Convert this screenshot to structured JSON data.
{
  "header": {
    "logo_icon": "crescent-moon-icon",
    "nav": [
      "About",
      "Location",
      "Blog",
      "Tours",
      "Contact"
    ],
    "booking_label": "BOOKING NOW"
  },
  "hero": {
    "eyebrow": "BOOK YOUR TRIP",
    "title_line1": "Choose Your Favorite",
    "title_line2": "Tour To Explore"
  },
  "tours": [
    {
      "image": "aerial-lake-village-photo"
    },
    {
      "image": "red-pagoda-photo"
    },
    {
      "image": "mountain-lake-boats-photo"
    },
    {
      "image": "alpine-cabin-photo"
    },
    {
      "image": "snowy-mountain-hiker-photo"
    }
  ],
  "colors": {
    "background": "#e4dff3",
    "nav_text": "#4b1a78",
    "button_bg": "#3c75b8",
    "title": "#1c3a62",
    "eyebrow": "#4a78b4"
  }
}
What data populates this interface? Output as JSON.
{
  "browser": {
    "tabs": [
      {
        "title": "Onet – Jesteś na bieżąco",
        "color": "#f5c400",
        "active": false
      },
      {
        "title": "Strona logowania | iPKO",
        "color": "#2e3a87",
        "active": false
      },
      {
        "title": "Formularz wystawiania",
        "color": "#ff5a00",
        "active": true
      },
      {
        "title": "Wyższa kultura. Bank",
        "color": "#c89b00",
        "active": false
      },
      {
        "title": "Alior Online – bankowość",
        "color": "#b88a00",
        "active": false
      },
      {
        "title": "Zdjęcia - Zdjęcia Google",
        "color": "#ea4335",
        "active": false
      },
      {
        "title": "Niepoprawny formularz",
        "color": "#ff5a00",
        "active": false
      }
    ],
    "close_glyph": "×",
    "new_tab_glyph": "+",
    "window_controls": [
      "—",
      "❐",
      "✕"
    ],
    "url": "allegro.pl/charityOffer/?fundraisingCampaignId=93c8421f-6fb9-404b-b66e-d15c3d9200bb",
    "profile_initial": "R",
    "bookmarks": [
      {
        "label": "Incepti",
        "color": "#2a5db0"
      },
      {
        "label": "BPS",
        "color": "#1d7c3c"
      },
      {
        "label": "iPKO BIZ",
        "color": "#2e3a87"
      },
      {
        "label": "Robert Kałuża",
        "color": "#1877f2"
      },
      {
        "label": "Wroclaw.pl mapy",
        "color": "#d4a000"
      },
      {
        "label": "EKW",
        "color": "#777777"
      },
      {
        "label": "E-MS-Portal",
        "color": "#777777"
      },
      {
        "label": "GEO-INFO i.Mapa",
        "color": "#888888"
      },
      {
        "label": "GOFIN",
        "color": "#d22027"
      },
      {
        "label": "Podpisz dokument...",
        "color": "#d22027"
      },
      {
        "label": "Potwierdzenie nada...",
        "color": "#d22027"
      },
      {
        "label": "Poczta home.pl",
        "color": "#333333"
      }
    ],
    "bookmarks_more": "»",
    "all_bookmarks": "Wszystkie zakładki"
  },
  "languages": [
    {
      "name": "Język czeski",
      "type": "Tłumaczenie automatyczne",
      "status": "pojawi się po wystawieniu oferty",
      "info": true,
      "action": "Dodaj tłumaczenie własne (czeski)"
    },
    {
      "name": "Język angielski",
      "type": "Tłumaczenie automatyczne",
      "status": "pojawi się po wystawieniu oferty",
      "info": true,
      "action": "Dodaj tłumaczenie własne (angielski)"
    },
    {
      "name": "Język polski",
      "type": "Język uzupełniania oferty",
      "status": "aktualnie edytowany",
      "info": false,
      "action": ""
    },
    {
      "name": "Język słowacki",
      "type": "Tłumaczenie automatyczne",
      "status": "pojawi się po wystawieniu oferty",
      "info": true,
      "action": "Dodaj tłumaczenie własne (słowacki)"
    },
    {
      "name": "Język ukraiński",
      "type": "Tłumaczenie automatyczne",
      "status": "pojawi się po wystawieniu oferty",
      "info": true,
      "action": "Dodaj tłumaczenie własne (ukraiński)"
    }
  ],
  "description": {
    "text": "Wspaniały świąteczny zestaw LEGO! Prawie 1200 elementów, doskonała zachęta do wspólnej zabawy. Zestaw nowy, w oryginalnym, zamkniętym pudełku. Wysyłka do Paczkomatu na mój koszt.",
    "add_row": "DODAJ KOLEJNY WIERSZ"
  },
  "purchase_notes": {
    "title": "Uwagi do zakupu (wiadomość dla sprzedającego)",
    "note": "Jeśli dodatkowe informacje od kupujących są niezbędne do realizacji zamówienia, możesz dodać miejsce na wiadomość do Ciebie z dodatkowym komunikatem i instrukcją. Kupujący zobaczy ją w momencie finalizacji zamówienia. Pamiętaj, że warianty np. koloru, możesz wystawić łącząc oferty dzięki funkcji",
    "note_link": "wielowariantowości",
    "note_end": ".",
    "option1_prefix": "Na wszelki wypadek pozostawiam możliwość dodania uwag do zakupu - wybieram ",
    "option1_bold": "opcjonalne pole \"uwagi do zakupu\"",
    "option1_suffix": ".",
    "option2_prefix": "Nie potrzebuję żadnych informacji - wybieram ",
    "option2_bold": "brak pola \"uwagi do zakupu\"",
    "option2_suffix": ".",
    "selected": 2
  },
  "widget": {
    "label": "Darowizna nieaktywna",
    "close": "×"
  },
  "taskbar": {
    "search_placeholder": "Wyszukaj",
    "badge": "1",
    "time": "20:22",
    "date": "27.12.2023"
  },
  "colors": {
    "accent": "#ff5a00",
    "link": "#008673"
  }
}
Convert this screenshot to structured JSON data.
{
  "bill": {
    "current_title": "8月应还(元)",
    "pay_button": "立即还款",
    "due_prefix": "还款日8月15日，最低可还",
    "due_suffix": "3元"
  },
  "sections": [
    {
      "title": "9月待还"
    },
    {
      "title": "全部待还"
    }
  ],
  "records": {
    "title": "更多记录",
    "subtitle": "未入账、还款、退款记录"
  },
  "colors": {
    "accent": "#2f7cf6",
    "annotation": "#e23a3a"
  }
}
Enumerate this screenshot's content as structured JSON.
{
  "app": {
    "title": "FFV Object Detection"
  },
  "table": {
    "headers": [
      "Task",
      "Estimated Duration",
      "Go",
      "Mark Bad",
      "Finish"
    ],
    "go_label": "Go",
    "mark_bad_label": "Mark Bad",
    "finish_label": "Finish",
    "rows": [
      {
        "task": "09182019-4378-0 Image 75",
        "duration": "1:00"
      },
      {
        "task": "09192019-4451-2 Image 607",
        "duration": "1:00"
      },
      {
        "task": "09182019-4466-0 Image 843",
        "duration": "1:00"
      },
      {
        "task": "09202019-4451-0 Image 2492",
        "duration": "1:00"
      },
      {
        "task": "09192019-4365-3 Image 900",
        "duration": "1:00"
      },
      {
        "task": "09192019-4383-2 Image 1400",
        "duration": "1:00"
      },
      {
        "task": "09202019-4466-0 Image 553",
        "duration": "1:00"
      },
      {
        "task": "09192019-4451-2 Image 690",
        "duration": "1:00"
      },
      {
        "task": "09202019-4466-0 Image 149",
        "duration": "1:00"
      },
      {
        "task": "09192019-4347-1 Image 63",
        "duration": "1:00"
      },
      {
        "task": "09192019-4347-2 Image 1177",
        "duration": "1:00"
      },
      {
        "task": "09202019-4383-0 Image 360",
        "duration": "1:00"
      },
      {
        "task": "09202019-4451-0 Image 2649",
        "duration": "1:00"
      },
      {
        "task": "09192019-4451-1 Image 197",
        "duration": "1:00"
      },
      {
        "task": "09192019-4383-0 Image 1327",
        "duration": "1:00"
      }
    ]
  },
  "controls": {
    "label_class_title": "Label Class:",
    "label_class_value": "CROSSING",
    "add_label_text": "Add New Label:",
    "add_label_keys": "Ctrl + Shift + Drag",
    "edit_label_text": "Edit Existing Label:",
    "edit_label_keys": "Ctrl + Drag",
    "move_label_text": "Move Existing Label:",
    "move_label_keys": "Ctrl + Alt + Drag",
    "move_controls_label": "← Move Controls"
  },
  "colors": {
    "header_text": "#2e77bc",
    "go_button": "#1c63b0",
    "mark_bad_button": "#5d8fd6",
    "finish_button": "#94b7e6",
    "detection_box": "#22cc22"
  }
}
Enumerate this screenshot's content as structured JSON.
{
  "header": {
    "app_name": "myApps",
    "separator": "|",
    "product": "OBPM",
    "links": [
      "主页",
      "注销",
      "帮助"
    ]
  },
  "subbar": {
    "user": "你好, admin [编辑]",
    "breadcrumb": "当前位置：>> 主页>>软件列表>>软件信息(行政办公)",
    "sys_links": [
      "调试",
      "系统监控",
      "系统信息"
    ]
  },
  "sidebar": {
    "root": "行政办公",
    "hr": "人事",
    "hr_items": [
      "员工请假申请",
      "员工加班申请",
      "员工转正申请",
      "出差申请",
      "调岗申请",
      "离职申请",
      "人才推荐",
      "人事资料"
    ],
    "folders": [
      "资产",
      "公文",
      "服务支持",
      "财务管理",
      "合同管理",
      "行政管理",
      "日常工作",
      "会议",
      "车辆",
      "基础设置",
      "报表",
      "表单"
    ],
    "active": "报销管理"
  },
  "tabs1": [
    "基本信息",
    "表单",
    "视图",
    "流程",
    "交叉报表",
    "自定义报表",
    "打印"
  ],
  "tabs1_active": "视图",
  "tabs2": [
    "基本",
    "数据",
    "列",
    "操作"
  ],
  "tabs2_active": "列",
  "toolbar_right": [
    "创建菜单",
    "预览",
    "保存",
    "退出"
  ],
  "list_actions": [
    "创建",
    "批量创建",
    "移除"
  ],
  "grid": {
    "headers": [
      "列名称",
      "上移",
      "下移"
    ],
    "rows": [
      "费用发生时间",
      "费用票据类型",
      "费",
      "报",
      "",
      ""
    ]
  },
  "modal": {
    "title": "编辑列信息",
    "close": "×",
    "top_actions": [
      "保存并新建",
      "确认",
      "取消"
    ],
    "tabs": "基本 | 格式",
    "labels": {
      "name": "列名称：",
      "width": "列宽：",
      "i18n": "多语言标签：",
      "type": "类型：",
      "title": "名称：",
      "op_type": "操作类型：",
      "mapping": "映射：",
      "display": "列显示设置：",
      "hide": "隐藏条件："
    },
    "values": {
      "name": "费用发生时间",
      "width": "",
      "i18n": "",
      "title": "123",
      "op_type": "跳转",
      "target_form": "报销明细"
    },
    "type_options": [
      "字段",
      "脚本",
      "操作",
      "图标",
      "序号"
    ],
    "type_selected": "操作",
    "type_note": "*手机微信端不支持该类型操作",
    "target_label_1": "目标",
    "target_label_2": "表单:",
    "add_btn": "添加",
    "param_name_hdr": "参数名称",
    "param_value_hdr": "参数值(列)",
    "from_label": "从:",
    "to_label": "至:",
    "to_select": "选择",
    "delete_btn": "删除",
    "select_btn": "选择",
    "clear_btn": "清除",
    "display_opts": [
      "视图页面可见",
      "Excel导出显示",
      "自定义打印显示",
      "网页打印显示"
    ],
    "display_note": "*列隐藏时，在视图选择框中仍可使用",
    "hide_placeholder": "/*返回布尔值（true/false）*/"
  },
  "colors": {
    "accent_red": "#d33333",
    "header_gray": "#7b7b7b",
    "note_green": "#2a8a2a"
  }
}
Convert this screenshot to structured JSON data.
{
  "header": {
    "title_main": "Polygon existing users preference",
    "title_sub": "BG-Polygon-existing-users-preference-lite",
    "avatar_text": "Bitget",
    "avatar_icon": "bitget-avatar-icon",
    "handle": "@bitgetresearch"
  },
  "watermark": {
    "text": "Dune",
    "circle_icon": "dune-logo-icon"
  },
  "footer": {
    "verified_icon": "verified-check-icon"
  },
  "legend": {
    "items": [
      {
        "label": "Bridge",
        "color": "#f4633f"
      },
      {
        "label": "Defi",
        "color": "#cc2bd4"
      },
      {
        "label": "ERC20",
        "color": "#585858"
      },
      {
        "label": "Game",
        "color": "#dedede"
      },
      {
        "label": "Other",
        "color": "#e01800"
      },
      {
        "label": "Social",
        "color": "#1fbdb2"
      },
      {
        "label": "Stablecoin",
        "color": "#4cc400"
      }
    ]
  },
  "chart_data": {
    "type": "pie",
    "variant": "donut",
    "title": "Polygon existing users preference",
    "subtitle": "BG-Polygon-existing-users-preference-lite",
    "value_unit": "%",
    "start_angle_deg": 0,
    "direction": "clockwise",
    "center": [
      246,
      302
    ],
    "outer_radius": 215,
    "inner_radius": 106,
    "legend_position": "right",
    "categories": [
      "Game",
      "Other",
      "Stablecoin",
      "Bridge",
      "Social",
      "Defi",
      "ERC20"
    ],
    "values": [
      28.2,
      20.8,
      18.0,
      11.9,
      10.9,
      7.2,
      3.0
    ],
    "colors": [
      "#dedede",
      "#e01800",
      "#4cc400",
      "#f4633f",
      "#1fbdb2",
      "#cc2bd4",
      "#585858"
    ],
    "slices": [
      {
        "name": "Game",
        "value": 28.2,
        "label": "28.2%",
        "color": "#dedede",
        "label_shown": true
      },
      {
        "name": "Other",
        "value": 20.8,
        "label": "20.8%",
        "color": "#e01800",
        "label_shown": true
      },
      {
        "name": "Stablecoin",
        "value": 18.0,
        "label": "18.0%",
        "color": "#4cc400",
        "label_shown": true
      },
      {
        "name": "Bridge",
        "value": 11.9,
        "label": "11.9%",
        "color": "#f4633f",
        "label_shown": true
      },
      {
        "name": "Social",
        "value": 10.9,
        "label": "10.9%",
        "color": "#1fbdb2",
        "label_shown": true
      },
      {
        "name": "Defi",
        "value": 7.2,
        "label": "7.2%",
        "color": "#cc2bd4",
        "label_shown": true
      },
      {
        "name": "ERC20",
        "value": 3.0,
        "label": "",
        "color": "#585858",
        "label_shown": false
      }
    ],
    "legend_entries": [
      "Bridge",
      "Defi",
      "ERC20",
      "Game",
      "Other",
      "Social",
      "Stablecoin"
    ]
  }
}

---

All lines of the data above that include the word "iPKO" must be shown.

        "title": "Strona logowania | iPKO",
        "label": "iPKO BIZ",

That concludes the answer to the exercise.